**Items**
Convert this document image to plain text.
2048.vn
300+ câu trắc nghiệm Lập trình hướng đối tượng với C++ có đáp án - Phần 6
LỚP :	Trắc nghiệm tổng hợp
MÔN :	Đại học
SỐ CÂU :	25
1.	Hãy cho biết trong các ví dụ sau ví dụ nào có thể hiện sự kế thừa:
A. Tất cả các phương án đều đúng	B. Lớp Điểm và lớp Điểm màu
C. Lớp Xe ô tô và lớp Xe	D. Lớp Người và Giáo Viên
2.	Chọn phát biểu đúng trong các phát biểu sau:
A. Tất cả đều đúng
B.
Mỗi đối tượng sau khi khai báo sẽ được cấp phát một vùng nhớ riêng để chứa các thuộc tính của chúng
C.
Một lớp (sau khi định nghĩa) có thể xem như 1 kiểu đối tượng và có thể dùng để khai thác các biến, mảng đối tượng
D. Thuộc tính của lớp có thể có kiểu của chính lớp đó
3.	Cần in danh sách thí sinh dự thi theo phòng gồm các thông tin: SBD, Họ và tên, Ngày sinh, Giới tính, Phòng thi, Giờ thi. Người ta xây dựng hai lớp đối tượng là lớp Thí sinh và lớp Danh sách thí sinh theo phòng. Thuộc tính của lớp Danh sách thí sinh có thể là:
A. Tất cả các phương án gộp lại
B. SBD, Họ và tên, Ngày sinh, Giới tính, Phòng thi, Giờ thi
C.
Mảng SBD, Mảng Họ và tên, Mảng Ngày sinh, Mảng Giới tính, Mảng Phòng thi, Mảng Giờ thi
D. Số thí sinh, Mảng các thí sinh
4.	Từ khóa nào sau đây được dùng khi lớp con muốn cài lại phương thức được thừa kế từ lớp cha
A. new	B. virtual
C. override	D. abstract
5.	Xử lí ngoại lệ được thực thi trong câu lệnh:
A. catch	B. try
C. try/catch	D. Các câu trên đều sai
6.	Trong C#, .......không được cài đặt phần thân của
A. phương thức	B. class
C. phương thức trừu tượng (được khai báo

**Written request**
Return every line exactly.

**Result of the exercise**
Convert this document image to plain text.
2048.vn
300+ câu trắc nghiệm Lập trình hướng đối tượng với C++ có đáp án - Phần 6
LỚP :	Trắc nghiệm tổng hợp
MÔN :	Đại học
SỐ CÂU :	25
1.	Hãy cho biết trong các ví dụ sau ví dụ nào có thể hiện sự kế thừa:
A. Tất cả các phương án đều đúng	B. Lớp Điểm và lớp Điểm màu
C. Lớp Xe ô tô và lớp Xe	D. Lớp Người và Giáo Viên
2.	Chọn phát biểu đúng trong các phát biểu sau:
A. Tất cả đều đúng
B.
Mỗi đối tượng sau khi khai báo sẽ được cấp phát một vùng nhớ riêng để chứa các thuộc tính của chúng
C.
Một lớp (sau khi định nghĩa) có thể xem như 1 kiểu đối tượng và có thể dùng để khai thác các biến, mảng đối tượng
D. Thuộc tính của lớp có thể có kiểu của chính lớp đó
3.	Cần in danh sách thí sinh dự thi theo phòng gồm các thông tin: SBD, Họ và tên, Ngày sinh, Giới tính, Phòng thi, Giờ thi. Người ta xây dựng hai lớp đối tượng là lớp Thí sinh và lớp Danh sách thí sinh theo phòng. Thuộc tính của lớp Danh sách thí sinh có thể là:
A. Tất cả các phương án gộp lại
B. SBD, Họ và tên, Ngày sinh, Giới tính, Phòng thi, Giờ thi
C.
Mảng SBD, Mảng Họ và tên, Mảng Ngày sinh, Mảng Giới tính, Mảng Phòng thi, Mảng Giờ thi
D. Số thí sinh, Mảng các thí sinh
4.	Từ khóa nào sau đây được dùng khi lớp con muốn cài lại phương thức được thừa kế từ lớp cha
A. new	B. virtual
C. override	D. abstract
5.	Xử lí ngoại lệ được thực thi trong câu lệnh:
A. catch	B. try
C. try/catch	D. Các câu trên đều sai
6.	Trong C#, .......không được cài đặt phần thân của
A. phương thức	B. class
C. phương thức trừu tượng (được khai báo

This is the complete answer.